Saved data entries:
########################################
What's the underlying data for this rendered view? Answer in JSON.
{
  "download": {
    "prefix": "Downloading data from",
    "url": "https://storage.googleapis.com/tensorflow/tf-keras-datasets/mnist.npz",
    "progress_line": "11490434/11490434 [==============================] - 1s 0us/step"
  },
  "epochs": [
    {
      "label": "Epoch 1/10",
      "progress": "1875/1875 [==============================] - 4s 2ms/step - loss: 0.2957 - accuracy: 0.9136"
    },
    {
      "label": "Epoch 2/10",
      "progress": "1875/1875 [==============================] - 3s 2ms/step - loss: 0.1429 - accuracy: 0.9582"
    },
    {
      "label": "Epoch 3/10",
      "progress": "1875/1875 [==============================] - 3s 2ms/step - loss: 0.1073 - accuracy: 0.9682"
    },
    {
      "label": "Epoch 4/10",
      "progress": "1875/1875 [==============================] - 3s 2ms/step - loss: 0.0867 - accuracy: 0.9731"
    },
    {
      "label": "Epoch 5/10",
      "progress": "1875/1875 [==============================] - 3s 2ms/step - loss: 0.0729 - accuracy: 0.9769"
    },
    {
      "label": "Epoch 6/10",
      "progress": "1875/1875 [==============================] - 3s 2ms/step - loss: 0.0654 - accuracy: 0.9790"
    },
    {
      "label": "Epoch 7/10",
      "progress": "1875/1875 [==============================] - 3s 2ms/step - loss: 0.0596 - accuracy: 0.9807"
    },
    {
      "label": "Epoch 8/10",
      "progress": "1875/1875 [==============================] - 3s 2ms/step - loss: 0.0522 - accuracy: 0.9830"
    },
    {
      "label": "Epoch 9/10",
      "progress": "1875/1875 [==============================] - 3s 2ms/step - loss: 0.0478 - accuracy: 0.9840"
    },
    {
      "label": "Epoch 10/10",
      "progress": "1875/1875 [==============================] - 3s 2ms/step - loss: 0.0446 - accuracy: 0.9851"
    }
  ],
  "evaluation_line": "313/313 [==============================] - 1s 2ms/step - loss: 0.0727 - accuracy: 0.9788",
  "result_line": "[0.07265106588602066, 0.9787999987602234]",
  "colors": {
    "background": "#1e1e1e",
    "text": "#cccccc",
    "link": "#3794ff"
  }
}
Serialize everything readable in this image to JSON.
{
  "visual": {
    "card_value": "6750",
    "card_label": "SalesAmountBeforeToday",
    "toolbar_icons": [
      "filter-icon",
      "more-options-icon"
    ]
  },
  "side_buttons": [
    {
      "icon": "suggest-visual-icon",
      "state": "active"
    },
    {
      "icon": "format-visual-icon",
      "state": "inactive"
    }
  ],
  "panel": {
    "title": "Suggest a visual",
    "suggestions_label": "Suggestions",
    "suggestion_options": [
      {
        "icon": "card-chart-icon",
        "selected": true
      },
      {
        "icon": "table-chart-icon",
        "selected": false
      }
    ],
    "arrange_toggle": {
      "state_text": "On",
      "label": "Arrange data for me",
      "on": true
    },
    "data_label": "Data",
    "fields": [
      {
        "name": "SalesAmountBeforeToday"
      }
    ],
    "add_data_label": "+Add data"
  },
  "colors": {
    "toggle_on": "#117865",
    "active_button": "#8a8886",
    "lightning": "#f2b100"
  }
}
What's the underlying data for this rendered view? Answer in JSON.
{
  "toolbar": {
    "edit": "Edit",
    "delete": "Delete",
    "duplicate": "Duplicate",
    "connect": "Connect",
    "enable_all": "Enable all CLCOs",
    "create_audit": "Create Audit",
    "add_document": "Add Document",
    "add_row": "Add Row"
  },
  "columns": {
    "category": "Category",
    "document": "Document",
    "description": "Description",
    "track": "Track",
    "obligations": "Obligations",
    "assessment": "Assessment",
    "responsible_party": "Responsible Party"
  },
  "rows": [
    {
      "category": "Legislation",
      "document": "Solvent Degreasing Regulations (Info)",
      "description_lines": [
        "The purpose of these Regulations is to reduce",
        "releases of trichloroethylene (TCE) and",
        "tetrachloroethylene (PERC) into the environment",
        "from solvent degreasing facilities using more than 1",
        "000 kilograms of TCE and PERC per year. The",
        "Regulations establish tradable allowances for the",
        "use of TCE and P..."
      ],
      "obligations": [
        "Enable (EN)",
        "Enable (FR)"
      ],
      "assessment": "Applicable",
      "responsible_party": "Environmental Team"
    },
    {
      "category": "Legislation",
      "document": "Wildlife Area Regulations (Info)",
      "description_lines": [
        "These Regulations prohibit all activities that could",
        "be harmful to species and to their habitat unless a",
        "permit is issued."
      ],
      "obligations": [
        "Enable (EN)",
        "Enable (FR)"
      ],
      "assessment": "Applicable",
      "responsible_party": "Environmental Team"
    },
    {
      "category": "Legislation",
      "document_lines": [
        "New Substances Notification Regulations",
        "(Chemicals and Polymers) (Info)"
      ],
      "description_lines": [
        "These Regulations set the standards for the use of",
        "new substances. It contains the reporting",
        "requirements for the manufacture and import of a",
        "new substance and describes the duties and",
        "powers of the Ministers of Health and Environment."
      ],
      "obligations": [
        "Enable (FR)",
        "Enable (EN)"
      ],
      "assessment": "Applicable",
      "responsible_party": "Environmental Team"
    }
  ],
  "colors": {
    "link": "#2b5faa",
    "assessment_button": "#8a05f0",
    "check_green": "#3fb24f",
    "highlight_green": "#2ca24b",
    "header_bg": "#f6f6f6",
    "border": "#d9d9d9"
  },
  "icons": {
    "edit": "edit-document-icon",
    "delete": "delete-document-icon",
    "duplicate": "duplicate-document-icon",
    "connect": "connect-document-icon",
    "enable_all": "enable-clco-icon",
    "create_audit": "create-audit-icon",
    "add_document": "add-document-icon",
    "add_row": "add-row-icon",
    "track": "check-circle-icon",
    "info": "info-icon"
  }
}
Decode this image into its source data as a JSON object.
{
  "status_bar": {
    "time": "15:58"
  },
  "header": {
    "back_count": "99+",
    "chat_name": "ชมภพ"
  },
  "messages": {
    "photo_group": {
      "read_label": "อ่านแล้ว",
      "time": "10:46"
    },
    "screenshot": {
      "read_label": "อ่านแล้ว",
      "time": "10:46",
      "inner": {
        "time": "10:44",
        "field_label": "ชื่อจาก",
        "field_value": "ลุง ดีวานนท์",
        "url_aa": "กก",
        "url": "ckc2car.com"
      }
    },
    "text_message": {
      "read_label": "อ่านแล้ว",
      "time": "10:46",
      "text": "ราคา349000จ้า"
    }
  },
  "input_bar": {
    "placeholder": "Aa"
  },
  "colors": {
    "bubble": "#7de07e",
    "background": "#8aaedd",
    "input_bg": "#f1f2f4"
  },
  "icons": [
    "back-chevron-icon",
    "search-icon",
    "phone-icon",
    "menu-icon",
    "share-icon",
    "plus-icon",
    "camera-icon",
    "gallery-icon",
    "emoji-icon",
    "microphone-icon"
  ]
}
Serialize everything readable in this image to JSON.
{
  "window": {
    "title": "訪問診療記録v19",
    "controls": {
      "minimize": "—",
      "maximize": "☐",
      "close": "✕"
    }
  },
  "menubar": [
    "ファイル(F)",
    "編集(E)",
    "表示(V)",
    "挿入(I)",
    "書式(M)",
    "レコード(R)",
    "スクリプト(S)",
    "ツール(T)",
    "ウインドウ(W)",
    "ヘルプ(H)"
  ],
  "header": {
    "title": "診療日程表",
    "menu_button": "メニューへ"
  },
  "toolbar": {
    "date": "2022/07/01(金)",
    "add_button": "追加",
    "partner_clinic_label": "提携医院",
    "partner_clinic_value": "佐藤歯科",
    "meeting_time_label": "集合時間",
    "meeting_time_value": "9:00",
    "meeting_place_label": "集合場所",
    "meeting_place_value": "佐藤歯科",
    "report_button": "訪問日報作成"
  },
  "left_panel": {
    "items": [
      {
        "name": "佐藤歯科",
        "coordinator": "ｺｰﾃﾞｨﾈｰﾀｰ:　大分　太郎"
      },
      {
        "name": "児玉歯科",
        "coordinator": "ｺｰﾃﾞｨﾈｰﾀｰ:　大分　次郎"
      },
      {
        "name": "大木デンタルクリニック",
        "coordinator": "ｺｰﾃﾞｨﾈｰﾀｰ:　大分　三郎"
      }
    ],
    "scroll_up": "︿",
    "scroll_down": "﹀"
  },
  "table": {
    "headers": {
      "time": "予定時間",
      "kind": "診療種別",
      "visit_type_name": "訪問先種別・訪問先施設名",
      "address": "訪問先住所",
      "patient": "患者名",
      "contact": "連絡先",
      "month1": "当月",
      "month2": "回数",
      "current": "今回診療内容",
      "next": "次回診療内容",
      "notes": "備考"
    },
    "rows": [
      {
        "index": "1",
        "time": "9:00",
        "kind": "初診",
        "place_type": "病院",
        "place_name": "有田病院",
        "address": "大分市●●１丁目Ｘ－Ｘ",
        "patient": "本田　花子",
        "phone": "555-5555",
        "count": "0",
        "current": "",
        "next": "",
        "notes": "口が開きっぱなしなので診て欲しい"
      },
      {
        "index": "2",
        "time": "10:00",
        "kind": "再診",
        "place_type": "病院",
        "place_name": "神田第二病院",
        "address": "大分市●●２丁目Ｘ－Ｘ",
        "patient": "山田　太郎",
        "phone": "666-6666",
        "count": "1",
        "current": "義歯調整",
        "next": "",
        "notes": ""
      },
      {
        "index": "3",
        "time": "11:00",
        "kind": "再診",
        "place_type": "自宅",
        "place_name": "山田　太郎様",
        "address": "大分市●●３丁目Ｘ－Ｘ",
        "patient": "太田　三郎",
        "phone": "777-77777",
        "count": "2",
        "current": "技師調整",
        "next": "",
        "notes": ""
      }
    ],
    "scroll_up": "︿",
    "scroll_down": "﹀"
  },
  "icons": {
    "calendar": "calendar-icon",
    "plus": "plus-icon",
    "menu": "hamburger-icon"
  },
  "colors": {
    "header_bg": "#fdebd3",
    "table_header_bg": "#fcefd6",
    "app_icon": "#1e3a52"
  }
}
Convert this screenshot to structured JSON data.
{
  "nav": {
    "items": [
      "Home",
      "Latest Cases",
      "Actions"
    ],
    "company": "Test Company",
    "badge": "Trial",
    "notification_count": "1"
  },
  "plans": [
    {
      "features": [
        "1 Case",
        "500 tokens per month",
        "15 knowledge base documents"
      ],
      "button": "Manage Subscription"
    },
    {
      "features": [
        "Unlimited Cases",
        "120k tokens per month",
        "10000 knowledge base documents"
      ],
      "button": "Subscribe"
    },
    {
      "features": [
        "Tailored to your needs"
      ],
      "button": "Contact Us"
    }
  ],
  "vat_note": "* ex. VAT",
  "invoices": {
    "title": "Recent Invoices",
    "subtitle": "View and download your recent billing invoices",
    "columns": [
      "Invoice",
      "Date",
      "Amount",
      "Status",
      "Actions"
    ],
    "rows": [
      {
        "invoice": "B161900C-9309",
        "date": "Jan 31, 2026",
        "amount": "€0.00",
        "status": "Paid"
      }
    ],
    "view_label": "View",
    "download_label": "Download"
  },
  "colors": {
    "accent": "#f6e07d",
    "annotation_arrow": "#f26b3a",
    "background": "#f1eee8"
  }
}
########################################
BRIEF:
Copy out each line of the records where the string "track" appears.

WRITTEN REPLY:
    "track": "Track",
    "track": "check-circle-icon",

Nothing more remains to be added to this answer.